Task goal:
Wherever the string "Broadening" appears, copy the whole line.

## START Raw records

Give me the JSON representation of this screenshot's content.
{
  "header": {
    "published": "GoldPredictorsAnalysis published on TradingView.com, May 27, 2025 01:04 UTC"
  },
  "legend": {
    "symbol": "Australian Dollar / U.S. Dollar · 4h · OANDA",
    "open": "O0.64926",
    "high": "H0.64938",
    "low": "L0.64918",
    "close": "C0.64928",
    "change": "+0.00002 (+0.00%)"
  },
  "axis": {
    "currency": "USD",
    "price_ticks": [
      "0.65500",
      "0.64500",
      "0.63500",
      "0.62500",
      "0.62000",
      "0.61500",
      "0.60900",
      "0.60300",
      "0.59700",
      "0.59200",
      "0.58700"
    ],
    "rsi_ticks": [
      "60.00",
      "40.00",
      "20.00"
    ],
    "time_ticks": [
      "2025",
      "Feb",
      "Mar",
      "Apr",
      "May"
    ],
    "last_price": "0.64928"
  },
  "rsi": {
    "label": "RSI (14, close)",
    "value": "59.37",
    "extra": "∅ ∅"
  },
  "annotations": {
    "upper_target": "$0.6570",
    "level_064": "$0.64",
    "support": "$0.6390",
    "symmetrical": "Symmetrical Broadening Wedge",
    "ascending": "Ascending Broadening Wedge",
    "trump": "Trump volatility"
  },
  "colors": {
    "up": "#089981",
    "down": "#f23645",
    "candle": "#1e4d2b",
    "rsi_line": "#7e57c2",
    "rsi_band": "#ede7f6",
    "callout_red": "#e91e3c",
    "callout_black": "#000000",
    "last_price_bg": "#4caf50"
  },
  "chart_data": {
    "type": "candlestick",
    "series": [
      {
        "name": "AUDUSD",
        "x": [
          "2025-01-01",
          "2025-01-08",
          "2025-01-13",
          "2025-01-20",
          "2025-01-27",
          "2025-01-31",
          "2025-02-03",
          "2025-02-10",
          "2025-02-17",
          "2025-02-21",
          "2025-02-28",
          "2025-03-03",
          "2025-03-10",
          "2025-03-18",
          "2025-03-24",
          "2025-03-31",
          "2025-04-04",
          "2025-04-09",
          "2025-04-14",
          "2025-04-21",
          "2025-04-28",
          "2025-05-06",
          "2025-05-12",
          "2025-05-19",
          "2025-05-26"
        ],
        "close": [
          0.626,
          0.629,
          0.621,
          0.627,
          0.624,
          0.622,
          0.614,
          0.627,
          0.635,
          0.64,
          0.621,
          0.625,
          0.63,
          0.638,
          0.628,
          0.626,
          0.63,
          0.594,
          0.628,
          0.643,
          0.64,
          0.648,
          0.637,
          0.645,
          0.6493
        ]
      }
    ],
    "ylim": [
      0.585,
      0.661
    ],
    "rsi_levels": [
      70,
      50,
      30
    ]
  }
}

## END Raw records

Solution:
    "symmetrical": "Symmetrical Broadening Wedge",
    "ascending": "Ascending Broadening Wedge",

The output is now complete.